Locate each line with the string "this" in the listing below and copy it.

┄┄┄┄┄┄

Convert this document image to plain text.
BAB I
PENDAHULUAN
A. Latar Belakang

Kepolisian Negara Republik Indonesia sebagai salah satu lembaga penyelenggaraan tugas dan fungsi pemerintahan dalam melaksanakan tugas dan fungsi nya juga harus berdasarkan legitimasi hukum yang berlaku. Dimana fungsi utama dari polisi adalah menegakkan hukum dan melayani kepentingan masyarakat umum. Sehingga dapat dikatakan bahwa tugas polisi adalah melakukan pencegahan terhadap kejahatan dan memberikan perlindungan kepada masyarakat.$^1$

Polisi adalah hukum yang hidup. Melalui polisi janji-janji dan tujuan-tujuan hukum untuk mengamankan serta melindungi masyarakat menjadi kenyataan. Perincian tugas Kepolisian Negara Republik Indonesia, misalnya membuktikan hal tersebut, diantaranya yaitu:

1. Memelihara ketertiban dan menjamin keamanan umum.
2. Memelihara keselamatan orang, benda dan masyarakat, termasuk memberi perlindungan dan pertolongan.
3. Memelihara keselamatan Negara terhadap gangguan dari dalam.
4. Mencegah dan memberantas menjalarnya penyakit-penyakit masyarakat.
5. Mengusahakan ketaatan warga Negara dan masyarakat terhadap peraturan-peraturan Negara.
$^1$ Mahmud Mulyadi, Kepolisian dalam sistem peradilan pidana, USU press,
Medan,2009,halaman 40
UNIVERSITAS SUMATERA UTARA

┄┄┄┄┄┄

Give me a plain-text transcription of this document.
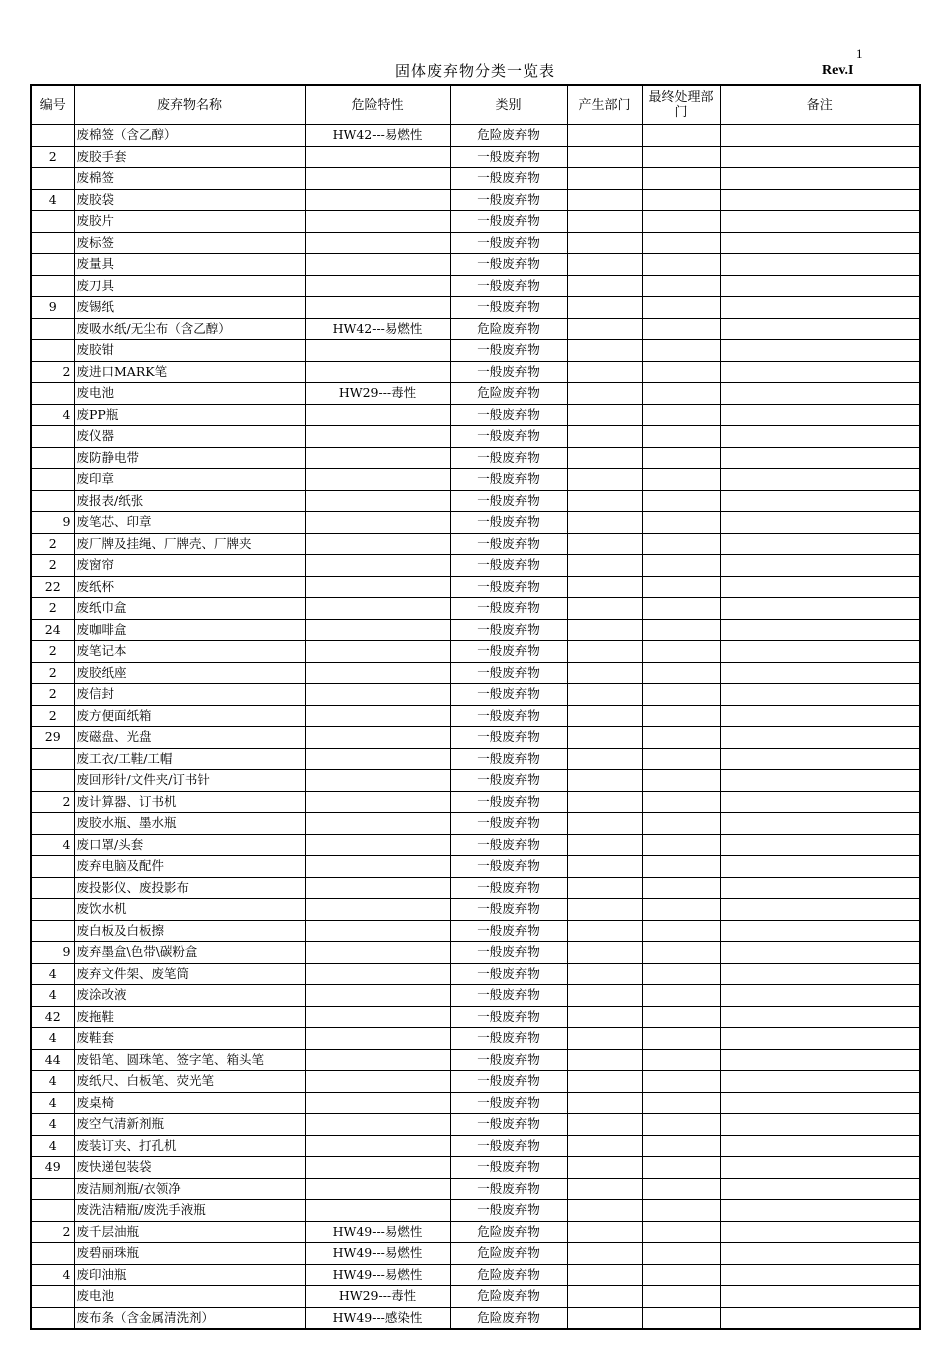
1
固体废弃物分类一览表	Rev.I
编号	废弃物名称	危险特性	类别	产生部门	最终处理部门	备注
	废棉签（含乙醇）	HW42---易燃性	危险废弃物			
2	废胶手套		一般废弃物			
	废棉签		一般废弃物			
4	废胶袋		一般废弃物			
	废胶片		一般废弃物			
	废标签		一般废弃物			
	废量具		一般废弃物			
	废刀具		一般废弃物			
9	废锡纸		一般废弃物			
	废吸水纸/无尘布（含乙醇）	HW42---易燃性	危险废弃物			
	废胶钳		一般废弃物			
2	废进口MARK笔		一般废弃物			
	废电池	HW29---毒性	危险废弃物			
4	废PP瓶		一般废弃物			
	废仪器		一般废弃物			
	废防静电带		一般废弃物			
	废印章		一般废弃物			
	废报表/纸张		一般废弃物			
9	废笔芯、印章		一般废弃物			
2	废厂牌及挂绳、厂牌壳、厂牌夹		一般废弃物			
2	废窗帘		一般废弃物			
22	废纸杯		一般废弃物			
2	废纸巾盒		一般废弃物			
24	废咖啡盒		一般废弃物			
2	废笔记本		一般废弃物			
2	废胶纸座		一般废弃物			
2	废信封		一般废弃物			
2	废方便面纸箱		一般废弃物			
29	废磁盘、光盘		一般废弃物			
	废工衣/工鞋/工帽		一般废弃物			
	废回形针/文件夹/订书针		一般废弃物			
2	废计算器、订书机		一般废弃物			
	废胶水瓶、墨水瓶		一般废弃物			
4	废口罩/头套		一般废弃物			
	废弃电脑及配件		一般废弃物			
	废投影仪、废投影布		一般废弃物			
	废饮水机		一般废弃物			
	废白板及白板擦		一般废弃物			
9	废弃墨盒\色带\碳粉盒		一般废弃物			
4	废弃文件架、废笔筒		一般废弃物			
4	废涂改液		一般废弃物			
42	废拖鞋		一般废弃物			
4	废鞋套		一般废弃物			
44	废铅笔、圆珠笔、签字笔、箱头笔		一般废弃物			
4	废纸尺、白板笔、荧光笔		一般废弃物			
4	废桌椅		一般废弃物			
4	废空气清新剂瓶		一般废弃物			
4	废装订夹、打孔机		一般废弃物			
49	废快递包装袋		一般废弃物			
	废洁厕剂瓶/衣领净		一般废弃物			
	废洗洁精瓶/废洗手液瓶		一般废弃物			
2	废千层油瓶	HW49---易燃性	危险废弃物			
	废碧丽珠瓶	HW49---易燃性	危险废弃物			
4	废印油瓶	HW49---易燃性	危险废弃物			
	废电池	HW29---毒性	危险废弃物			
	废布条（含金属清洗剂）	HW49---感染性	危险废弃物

┄┄┄┄┄┄

[Written solution]:
Convert this document image to plain text.
Give me a plain-text transcription of this document.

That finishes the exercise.